Objective –
Repeat exactly the lines from the line containing "Decode this image" through the last line of the records below, inclusive, and nothing else.

[Collected data entries]
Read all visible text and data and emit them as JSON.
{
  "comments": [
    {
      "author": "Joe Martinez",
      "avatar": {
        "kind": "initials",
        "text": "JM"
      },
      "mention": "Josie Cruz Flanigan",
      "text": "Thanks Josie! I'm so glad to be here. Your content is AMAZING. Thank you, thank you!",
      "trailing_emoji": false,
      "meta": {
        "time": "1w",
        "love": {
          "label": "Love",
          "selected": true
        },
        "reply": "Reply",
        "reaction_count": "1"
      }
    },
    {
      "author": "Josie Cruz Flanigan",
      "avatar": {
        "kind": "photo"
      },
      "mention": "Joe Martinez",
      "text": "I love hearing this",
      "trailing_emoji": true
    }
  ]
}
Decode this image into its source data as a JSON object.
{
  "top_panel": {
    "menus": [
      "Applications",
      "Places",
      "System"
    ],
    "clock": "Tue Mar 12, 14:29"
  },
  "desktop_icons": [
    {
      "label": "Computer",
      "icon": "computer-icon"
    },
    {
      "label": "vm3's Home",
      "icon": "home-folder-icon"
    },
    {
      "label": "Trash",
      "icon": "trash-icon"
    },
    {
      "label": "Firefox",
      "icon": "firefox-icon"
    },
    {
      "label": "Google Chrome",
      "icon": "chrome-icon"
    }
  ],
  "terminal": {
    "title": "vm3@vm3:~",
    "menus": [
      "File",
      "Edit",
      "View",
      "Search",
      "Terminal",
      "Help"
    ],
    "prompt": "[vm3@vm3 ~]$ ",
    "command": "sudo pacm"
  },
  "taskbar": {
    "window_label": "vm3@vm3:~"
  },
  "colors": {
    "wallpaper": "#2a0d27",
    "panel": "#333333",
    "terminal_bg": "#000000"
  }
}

Full solution –
Decode this image into its source data as a JSON object.
{
  "top_panel": {
    "menus": [
      "Applications",
      "Places",
      "System"
    ],
    "clock": "Tue Mar 12, 14:29"
  },
  "desktop_icons": [
    {
      "label": "Computer",
      "icon": "computer-icon"
    },
    {
      "label": "vm3's Home",
      "icon": "home-folder-icon"
    },
    {
      "label": "Trash",
      "icon": "trash-icon"
    },
    {
      "label": "Firefox",
      "icon": "firefox-icon"
    },
    {
      "label": "Google Chrome",
      "icon": "chrome-icon"
    }
  ],
  "terminal": {
    "title": "vm3@vm3:~",
    "menus": [
      "File",
      "Edit",
      "View",
      "Search",
      "Terminal",
      "Help"
    ],
    "prompt": "[vm3@vm3 ~]$ ",
    "command": "sudo pacm"
  },
  "taskbar": {
    "window_label": "vm3@vm3:~"
  },
  "colors": {
    "wallpaper": "#2a0d27",
    "panel": "#333333",
    "terminal_bg": "#000000"
  }
}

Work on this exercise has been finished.